(Collection entries)
## Start

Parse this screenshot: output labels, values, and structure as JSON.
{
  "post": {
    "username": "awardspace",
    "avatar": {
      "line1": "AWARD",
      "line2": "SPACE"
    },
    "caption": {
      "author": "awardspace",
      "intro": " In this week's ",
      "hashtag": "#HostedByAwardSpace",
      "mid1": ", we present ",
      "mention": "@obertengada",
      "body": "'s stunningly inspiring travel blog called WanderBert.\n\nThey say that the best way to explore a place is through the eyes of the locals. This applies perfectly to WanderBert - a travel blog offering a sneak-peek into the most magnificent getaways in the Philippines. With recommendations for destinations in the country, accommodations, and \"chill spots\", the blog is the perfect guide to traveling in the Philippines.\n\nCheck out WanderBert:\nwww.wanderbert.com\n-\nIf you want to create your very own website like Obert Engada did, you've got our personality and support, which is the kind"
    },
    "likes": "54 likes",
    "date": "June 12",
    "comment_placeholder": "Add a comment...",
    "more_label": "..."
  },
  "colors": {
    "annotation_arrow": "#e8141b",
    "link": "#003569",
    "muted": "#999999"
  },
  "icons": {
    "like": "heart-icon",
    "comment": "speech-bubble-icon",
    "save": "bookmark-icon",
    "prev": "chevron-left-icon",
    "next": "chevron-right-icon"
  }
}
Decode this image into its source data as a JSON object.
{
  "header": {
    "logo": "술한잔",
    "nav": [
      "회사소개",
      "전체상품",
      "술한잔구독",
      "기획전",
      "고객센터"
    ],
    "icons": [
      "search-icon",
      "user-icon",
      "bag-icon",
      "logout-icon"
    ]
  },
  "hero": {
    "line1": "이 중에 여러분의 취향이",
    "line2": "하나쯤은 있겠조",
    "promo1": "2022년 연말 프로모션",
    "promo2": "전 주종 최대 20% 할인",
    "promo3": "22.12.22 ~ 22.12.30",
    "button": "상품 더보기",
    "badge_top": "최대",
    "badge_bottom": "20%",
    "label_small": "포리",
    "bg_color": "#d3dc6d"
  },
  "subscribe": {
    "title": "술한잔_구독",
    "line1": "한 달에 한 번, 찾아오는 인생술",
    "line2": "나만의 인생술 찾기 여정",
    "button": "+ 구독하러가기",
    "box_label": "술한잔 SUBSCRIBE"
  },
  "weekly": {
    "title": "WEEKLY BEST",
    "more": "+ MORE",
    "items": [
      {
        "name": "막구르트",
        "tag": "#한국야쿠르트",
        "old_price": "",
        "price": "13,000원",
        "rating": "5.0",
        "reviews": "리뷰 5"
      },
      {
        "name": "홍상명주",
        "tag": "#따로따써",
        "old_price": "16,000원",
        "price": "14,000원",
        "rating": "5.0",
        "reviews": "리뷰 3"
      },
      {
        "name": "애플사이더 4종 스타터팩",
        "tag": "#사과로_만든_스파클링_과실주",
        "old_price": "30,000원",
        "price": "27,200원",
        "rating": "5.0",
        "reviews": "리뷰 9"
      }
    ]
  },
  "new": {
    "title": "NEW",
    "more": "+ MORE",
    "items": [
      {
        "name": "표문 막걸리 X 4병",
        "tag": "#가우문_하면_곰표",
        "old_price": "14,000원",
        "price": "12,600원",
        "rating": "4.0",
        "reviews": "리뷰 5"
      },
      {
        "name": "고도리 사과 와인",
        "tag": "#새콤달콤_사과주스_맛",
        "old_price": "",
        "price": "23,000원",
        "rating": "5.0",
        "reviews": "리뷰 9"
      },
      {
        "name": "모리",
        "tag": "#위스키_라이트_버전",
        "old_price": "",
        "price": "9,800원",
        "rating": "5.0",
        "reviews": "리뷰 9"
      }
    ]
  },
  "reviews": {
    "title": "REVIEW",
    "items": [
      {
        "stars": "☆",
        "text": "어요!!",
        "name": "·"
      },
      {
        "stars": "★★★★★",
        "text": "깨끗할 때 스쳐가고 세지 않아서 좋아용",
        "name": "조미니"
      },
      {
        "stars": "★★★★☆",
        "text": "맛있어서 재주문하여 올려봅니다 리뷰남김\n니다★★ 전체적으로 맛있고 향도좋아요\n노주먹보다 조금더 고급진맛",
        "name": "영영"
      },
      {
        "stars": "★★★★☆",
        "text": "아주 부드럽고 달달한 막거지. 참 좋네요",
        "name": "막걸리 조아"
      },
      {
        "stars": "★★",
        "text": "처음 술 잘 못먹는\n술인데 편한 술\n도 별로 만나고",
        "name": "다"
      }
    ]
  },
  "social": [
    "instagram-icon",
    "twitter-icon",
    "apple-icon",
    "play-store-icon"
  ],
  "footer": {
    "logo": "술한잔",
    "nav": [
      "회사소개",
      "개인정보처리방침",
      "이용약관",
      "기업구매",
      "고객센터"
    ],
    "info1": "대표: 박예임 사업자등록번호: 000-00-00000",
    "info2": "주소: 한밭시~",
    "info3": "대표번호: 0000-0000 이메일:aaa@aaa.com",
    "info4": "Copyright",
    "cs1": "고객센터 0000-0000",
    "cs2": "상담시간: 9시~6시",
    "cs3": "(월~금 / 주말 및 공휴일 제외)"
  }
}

## End

> Required task: Set every line of the listing down word for word.

> Solution for this task:
Parse this screenshot: output labels, values, and structure as JSON.
{
  "post": {
    "username": "awardspace",
    "avatar": {
      "line1": "AWARD",
      "line2": "SPACE"
    },
    "caption": {
      "author": "awardspace",
      "intro": " In this week's ",
      "hashtag": "#HostedByAwardSpace",
      "mid1": ", we present ",
      "mention": "@obertengada",
      "body": "'s stunningly inspiring travel blog called WanderBert.\n\nThey say that the best way to explore a place is through the eyes of the locals. This applies perfectly to WanderBert - a travel blog offering a sneak-peek into the most magnificent getaways in the Philippines. With recommendations for destinations in the country, accommodations, and \"chill spots\", the blog is the perfect guide to traveling in the Philippines.\n\nCheck out WanderBert:\nwww.wanderbert.com\n-\nIf you want to create your very own website like Obert Engada did, you've got our personality and support, which is the kind"
    },
    "likes": "54 likes",
    "date": "June 12",
    "comment_placeholder": "Add a comment...",
    "more_label": "..."
  },
  "colors": {
    "annotation_arrow": "#e8141b",
    "link": "#003569",
    "muted": "#999999"
  },
  "icons": {
    "like": "heart-icon",
    "comment": "speech-bubble-icon",
    "save": "bookmark-icon",
    "prev": "chevron-left-icon",
    "next": "chevron-right-icon"
  }
}
Decode this image into its source data as a JSON object.
{
  "header": {
    "logo": "술한잔",
    "nav": [
      "회사소개",
      "전체상품",
      "술한잔구독",
      "기획전",
      "고객센터"
    ],
    "icons": [
      "search-icon",
      "user-icon",
      "bag-icon",
      "logout-icon"
    ]
  },
  "hero": {
    "line1": "이 중에 여러분의 취향이",
    "line2": "하나쯤은 있겠조",
    "promo1": "2022년 연말 프로모션",
    "promo2": "전 주종 최대 20% 할인",
    "promo3": "22.12.22 ~ 22.12.30",
    "button": "상품 더보기",
    "badge_top": "최대",
    "badge_bottom": "20%",
    "label_small": "포리",
    "bg_color": "#d3dc6d"
  },
  "subscribe": {
    "title": "술한잔_구독",
    "line1": "한 달에 한 번, 찾아오는 인생술",
    "line2": "나만의 인생술 찾기 여정",
    "button": "+ 구독하러가기",
    "box_label": "술한잔 SUBSCRIBE"
  },
  "weekly": {
    "title": "WEEKLY BEST",
    "more": "+ MORE",
    "items": [
      {
        "name": "막구르트",
        "tag": "#한국야쿠르트",
        "old_price": "",
        "price": "13,000원",
        "rating": "5.0",
        "reviews": "리뷰 5"
      },
      {
        "name": "홍상명주",
        "tag": "#따로따써",
        "old_price": "16,000원",
        "price": "14,000원",
        "rating": "5.0",
        "reviews": "리뷰 3"
      },
      {
        "name": "애플사이더 4종 스타터팩",
        "tag": "#사과로_만든_스파클링_과실주",
        "old_price": "30,000원",
        "price": "27,200원",
        "rating": "5.0",
        "reviews": "리뷰 9"
      }
    ]
  },
  "new": {
    "title": "NEW",
    "more": "+ MORE",
    "items": [
      {
        "name": "표문 막걸리 X 4병",
        "tag": "#가우문_하면_곰표",
        "old_price": "14,000원",
        "price": "12,600원",
        "rating": "4.0",
        "reviews": "리뷰 5"
      },
      {
        "name": "고도리 사과 와인",
        "tag": "#새콤달콤_사과주스_맛",
        "old_price": "",
        "price": "23,000원",
        "rating": "5.0",
        "reviews": "리뷰 9"
      },
      {
        "name": "모리",
        "tag": "#위스키_라이트_버전",
        "old_price": "",
        "price": "9,800원",
        "rating": "5.0",
        "reviews": "리뷰 9"
      }
    ]
  },
  "reviews": {
    "title": "REVIEW",
    "items": [
      {
        "stars": "☆",
        "text": "어요!!",
        "name": "·"
      },
      {
        "stars": "★★★★★",
        "text": "깨끗할 때 스쳐가고 세지 않아서 좋아용",
        "name": "조미니"
      },
      {
        "stars": "★★★★☆",
        "text": "맛있어서 재주문하여 올려봅니다 리뷰남김\n니다★★ 전체적으로 맛있고 향도좋아요\n노주먹보다 조금더 고급진맛",
        "name": "영영"
      },
      {
        "stars": "★★★★☆",
        "text": "아주 부드럽고 달달한 막거지. 참 좋네요",
        "name": "막걸리 조아"
      },
      {
        "stars": "★★",
        "text": "처음 술 잘 못먹는\n술인데 편한 술\n도 별로 만나고",
        "name": "다"
      }
    ]
  },
  "social": [
    "instagram-icon",
    "twitter-icon",
    "apple-icon",
    "play-store-icon"
  ],
  "footer": {
    "logo": "술한잔",
    "nav": [
      "회사소개",
      "개인정보처리방침",
      "이용약관",
      "기업구매",
      "고객센터"
    ],
    "info1": "대표: 박예임 사업자등록번호: 000-00-00000",
    "info2": "주소: 한밭시~",
    "info3": "대표번호: 0000-0000 이메일:aaa@aaa.com",
    "info4": "Copyright",
    "cs1": "고객센터 0000-0000",
    "cs2": "상담시간: 9시~6시",
    "cs3": "(월~금 / 주말 및 공휴일 제외)"
  }
}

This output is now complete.